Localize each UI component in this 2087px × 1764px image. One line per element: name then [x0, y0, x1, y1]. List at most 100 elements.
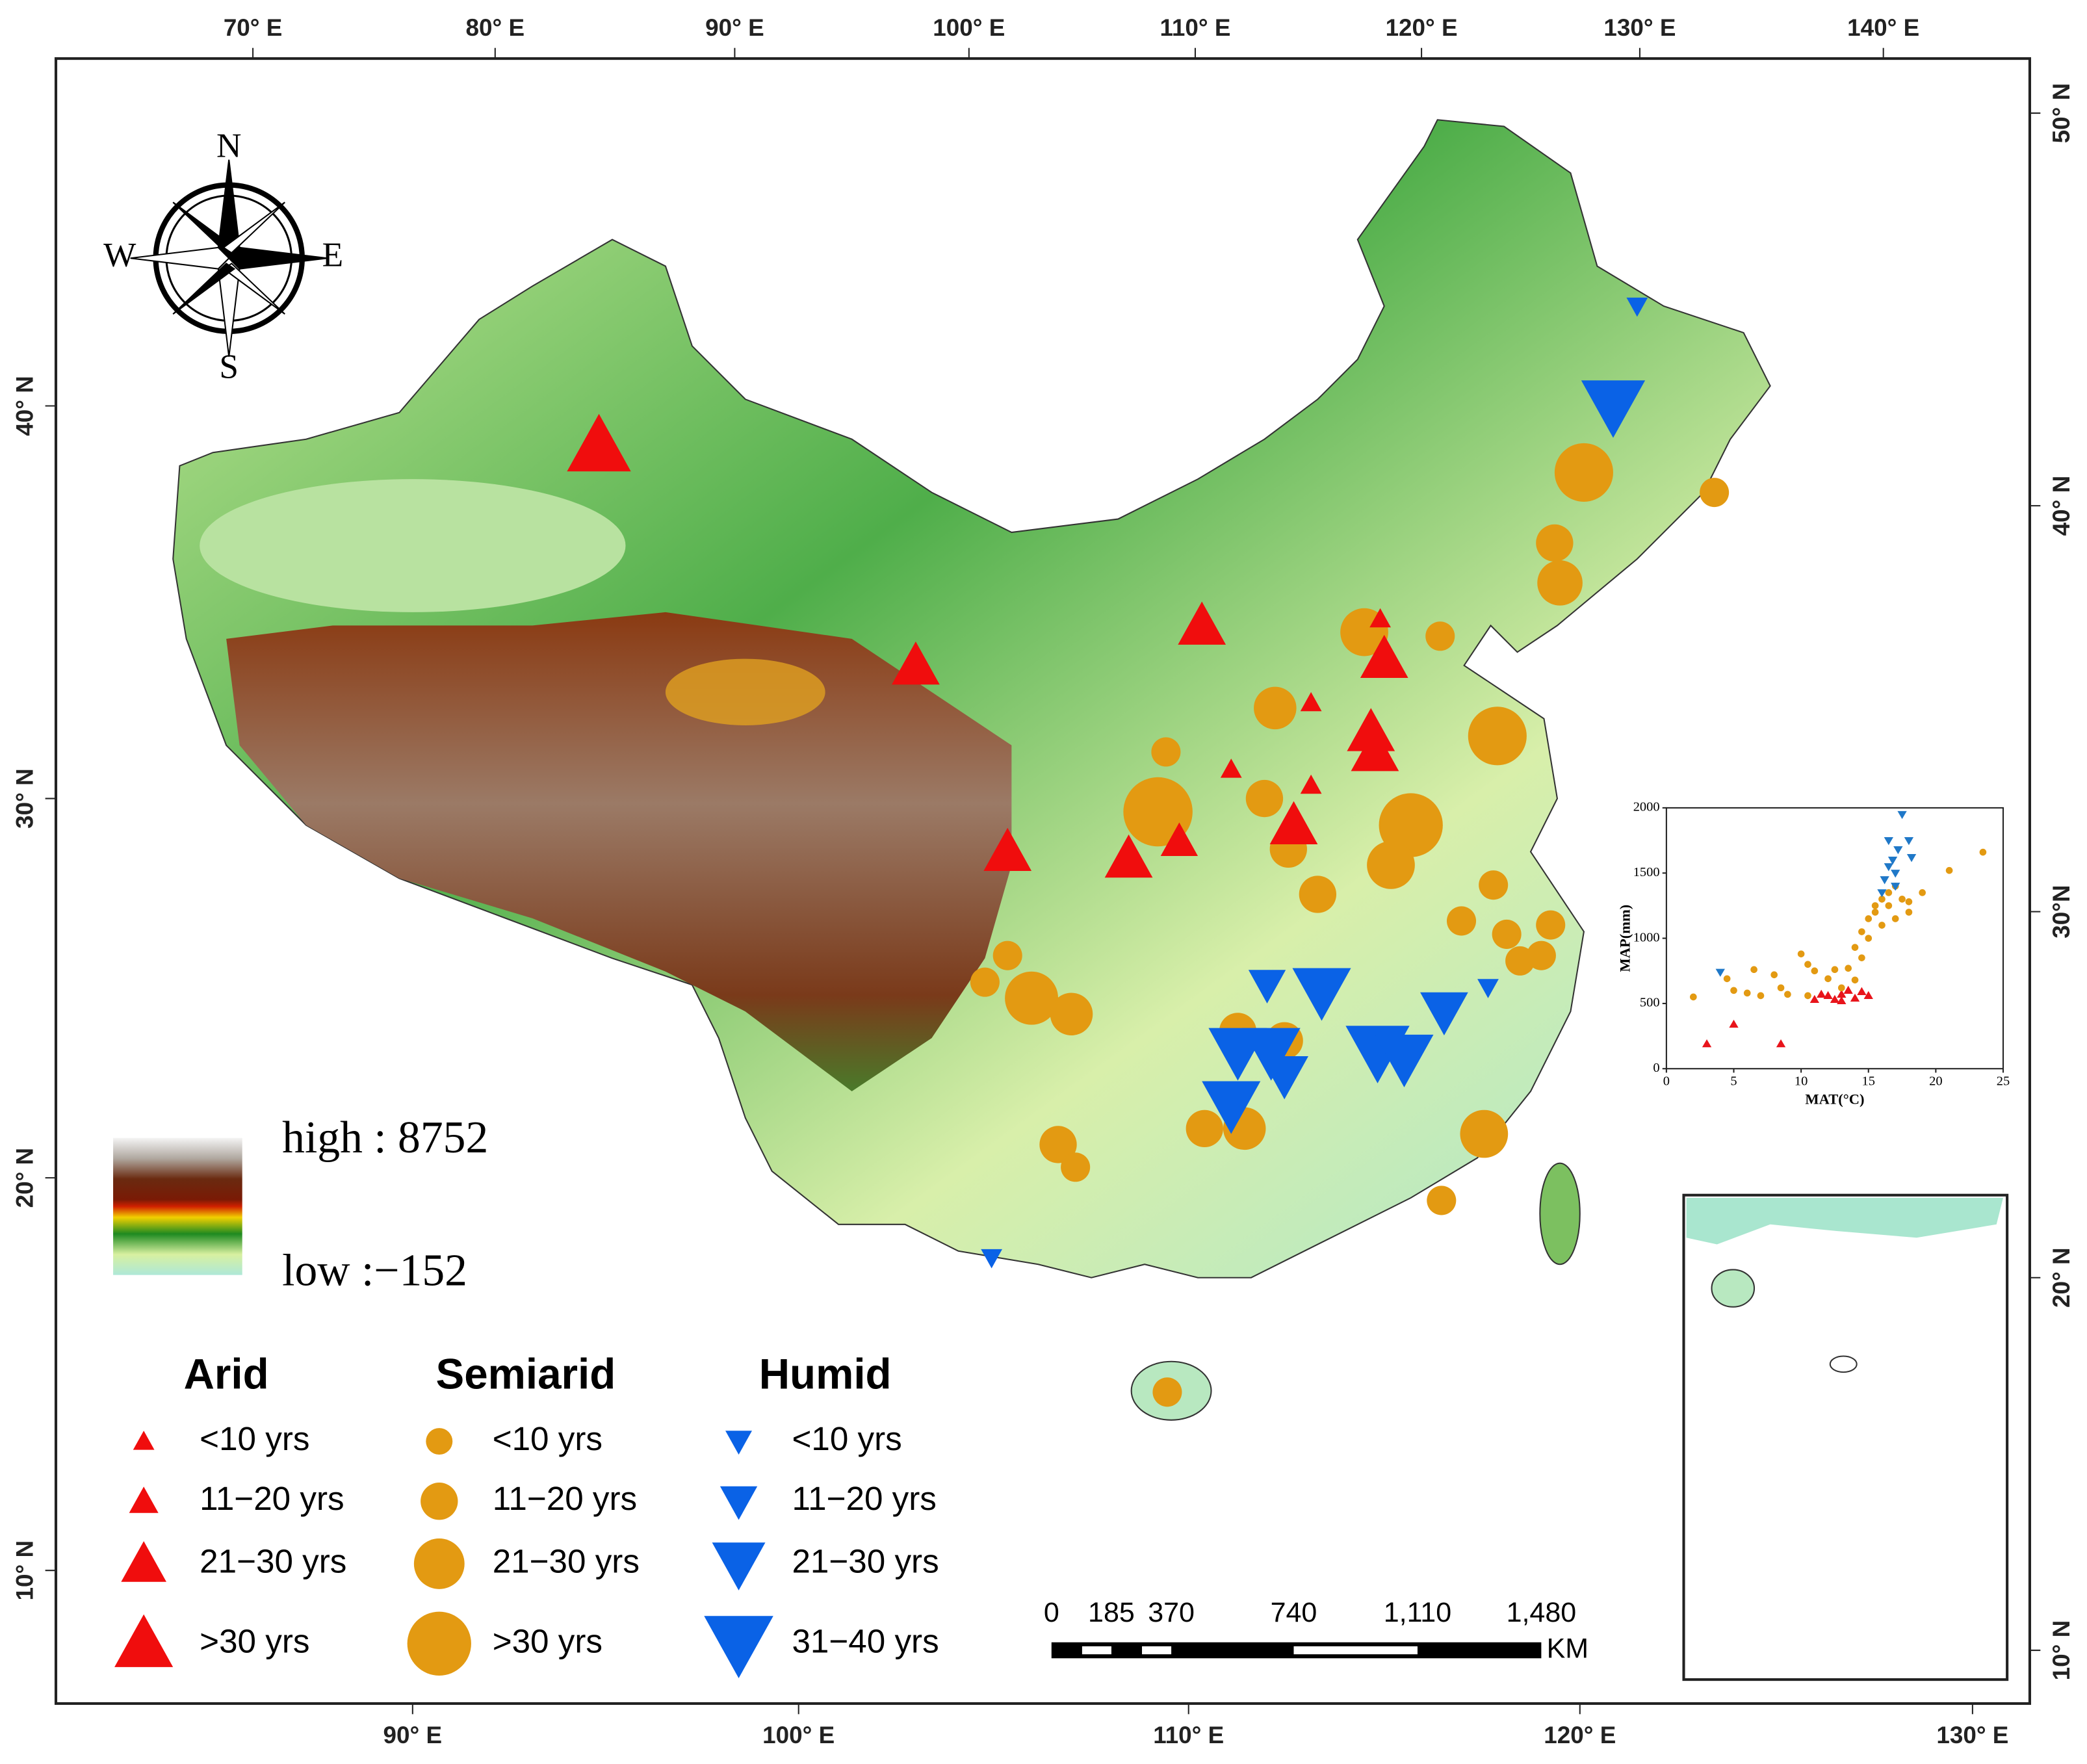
x-tick-label: 25 — [1997, 1074, 2010, 1088]
point — [1880, 876, 1889, 885]
point — [1857, 987, 1867, 995]
lon-label: 100° E — [762, 1722, 835, 1748]
scale-label: 185 — [1088, 1597, 1135, 1628]
legend-symbol — [712, 1542, 766, 1590]
land — [172, 119, 1771, 1278]
legend-symbol — [413, 1538, 465, 1589]
point — [1878, 922, 1886, 929]
site-arid — [983, 827, 1032, 871]
compass-label: E — [322, 235, 344, 274]
point — [1904, 837, 1914, 846]
point — [1702, 1039, 1712, 1048]
point — [1863, 991, 1873, 999]
legend-label: >30 yrs — [493, 1622, 603, 1659]
legend-symbol — [719, 1486, 758, 1520]
legend-label: 21−30 yrs — [493, 1542, 640, 1579]
site-semiarid — [1526, 940, 1556, 970]
site-humid — [1420, 992, 1468, 1036]
point — [1919, 889, 1926, 896]
y-tick-label: 500 — [1640, 996, 1660, 1010]
point — [1730, 987, 1737, 994]
x-tick-label: 10 — [1795, 1074, 1808, 1088]
point — [1891, 870, 1900, 878]
point — [1770, 971, 1778, 979]
point — [1797, 950, 1805, 957]
site-semiarid — [1536, 524, 1574, 562]
point — [1885, 902, 1893, 909]
legend-label: 21−30 yrs — [200, 1542, 346, 1579]
legend-label: 11−20 yrs — [792, 1480, 936, 1517]
basin-highland — [665, 658, 825, 725]
site-arid — [1160, 822, 1199, 857]
legend-symbol — [426, 1428, 453, 1455]
point — [1690, 993, 1697, 1001]
legend-label: >30 yrs — [200, 1622, 309, 1659]
site-humid — [1241, 1028, 1301, 1081]
point — [1837, 989, 1847, 998]
site-semiarid — [1245, 779, 1284, 818]
legend-label: 11−20 yrs — [200, 1480, 344, 1517]
lon-label: 70° E — [224, 14, 283, 41]
point — [1877, 889, 1887, 898]
legend-label: <10 yrs — [792, 1420, 901, 1457]
point — [1945, 866, 1953, 874]
legend-label: 11−20 yrs — [493, 1480, 637, 1517]
point — [1871, 909, 1879, 916]
site-semiarid — [1151, 737, 1181, 767]
site-arid — [1178, 601, 1226, 645]
x-tick-label: 15 — [1862, 1074, 1875, 1088]
scale-label: 0 — [1044, 1597, 1059, 1628]
site-semiarid — [1536, 910, 1566, 940]
legend-symbol — [704, 1616, 773, 1679]
point — [1851, 944, 1859, 951]
point — [1885, 889, 1893, 896]
y-axis-label: MAP(mm) — [1617, 905, 1633, 972]
site-arid — [1347, 708, 1395, 751]
point — [1878, 896, 1886, 903]
point — [1858, 954, 1865, 961]
compass-label: S — [219, 347, 239, 385]
site-semiarid — [1039, 1126, 1077, 1163]
site-semiarid — [1061, 1152, 1091, 1182]
site-semiarid — [1537, 560, 1583, 606]
site-arid — [892, 641, 940, 685]
site-semiarid — [970, 967, 1000, 997]
point — [1871, 902, 1879, 909]
site-semiarid — [1050, 992, 1093, 1036]
inset-plot — [1665, 807, 2004, 1070]
lon-label: 120° E — [1544, 1722, 1616, 1748]
lat-label: 20° N — [12, 1148, 38, 1208]
site-humid — [1292, 968, 1351, 1021]
point — [1837, 996, 1847, 1005]
lon-label: 110° E — [1153, 1722, 1224, 1748]
y-tick-label: 2000 — [1633, 800, 1660, 814]
point — [1865, 935, 1873, 942]
lon-label: 90° E — [383, 1722, 443, 1748]
point — [1887, 857, 1898, 865]
site-semiarid — [1379, 793, 1443, 857]
point — [1858, 928, 1865, 935]
compass-label: W — [103, 235, 136, 274]
lat-label: 50° N — [2048, 83, 2075, 144]
point — [1850, 993, 1860, 1002]
site-humid — [1375, 1034, 1434, 1087]
point — [1905, 898, 1913, 905]
site-humid — [1477, 979, 1499, 998]
scale-label: 1,110 — [1384, 1597, 1451, 1628]
point — [1845, 965, 1852, 972]
point — [1715, 968, 1725, 977]
legend-title: Semiarid — [436, 1351, 616, 1398]
point — [1817, 989, 1826, 998]
point — [1897, 811, 1907, 820]
site-semiarid — [1468, 707, 1527, 766]
x-tick-label: 0 — [1663, 1074, 1670, 1088]
lat-label: 40° N — [2048, 476, 2075, 536]
legend-label: <10 yrs — [200, 1420, 309, 1457]
site-semiarid — [1427, 1186, 1457, 1215]
island — [1539, 1162, 1581, 1265]
site-arid — [1104, 834, 1153, 878]
y-tick-label: 1500 — [1633, 865, 1660, 879]
point — [1979, 848, 1987, 856]
site-humid — [1248, 970, 1286, 1004]
site-semiarid — [1700, 478, 1730, 508]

+ + + + +

• WHAT TO DO: Rewrite all of the material above with "yrs" changed to "years" everywhere and nothing else altered. Leave the pictures out.

• EXERCISE SOLUTION:
Localize each UI component in this 2087px × 1764px image. One line per element: name then [x0, y0, x1, y1]. List at most 100 elements.
x-tick-label: 25 — [1997, 1074, 2010, 1088]
point — [1880, 876, 1889, 885]
point — [1857, 987, 1867, 995]
lon-label: 100° E — [762, 1722, 835, 1748]
scale-label: 185 — [1088, 1597, 1135, 1628]
legend-symbol — [712, 1542, 766, 1590]
land — [172, 119, 1771, 1278]
legend-symbol — [413, 1538, 465, 1589]
point — [1878, 922, 1886, 929]
site-arid — [983, 827, 1032, 871]
compass-label: E — [322, 235, 344, 274]
point — [1904, 837, 1914, 846]
point — [1702, 1039, 1712, 1048]
point — [1863, 991, 1873, 999]
legend-label: >30 years — [493, 1622, 603, 1659]
legend-symbol — [719, 1486, 758, 1520]
legend-label: 21−30 years — [493, 1542, 640, 1579]
site-semiarid — [1526, 940, 1556, 970]
site-humid — [1420, 992, 1468, 1036]
point — [1919, 889, 1926, 896]
y-tick-label: 500 — [1640, 996, 1660, 1010]
point — [1730, 987, 1737, 994]
x-tick-label: 10 — [1795, 1074, 1808, 1088]
point — [1891, 870, 1900, 878]
point — [1770, 971, 1778, 979]
point — [1797, 950, 1805, 957]
site-semiarid — [1536, 524, 1574, 562]
point — [1885, 902, 1893, 909]
legend-label: 21−30 years — [200, 1542, 346, 1579]
legend-label: 11−20 years — [792, 1480, 936, 1517]
basin-highland — [665, 658, 825, 725]
site-arid — [1160, 822, 1199, 857]
legend-symbol — [426, 1428, 453, 1455]
point — [1690, 993, 1697, 1001]
legend-label: >30 years — [200, 1622, 309, 1659]
site-humid — [1241, 1028, 1301, 1081]
point — [1837, 989, 1847, 998]
site-semiarid — [1245, 779, 1284, 818]
legend-label: 11−20 years — [200, 1480, 344, 1517]
lon-label: 70° E — [224, 14, 283, 41]
point — [1877, 889, 1887, 898]
legend-label: <10 years — [792, 1420, 901, 1457]
point — [1945, 866, 1953, 874]
legend-label: 11−20 years — [493, 1480, 637, 1517]
point — [1871, 909, 1879, 916]
site-semiarid — [1151, 737, 1181, 767]
site-arid — [1178, 601, 1226, 645]
x-tick-label: 15 — [1862, 1074, 1875, 1088]
scale-label: 0 — [1044, 1597, 1059, 1628]
site-semiarid — [1536, 910, 1566, 940]
legend-symbol — [704, 1616, 773, 1679]
point — [1851, 944, 1859, 951]
point — [1885, 889, 1893, 896]
y-axis-label: MAP(mm) — [1617, 905, 1633, 972]
site-arid — [1347, 708, 1395, 751]
point — [1878, 896, 1886, 903]
point — [1858, 954, 1865, 961]
compass-label: S — [219, 347, 239, 385]
site-semiarid — [1039, 1126, 1077, 1163]
site-semiarid — [1061, 1152, 1091, 1182]
site-semiarid — [1537, 560, 1583, 606]
site-arid — [892, 641, 940, 685]
site-semiarid — [970, 967, 1000, 997]
point — [1871, 902, 1879, 909]
site-semiarid — [1050, 992, 1093, 1036]
inset-plot — [1665, 807, 2004, 1070]
lon-label: 120° E — [1544, 1722, 1616, 1748]
lat-label: 20° N — [12, 1148, 38, 1208]
site-humid — [1292, 968, 1351, 1021]
point — [1837, 996, 1847, 1005]
lon-label: 110° E — [1153, 1722, 1224, 1748]
y-tick-label: 2000 — [1633, 800, 1660, 814]
point — [1865, 935, 1873, 942]
lon-label: 90° E — [383, 1722, 443, 1748]
point — [1887, 857, 1898, 865]
site-semiarid — [1379, 793, 1443, 857]
point — [1858, 928, 1865, 935]
compass-label: W — [103, 235, 136, 274]
lat-label: 50° N — [2048, 83, 2075, 144]
point — [1850, 993, 1860, 1002]
site-humid — [1375, 1034, 1434, 1087]
point — [1905, 898, 1913, 905]
site-humid — [1477, 979, 1499, 998]
scale-label: 1,110 — [1384, 1597, 1451, 1628]
point — [1845, 965, 1852, 972]
point — [1715, 968, 1725, 977]
legend-title: Semiarid — [436, 1351, 616, 1398]
point — [1817, 989, 1826, 998]
point — [1897, 811, 1907, 820]
site-semiarid — [1468, 707, 1527, 766]
x-tick-label: 0 — [1663, 1074, 1670, 1088]
lat-label: 40° N — [2048, 476, 2075, 536]
legend-label: <10 years — [200, 1420, 309, 1457]
site-semiarid — [1427, 1186, 1457, 1215]
island — [1539, 1162, 1581, 1265]
site-arid — [1104, 834, 1153, 878]
y-tick-label: 1500 — [1633, 865, 1660, 879]
point — [1979, 848, 1987, 856]
site-humid — [1248, 970, 1286, 1004]
site-semiarid — [1700, 478, 1730, 508]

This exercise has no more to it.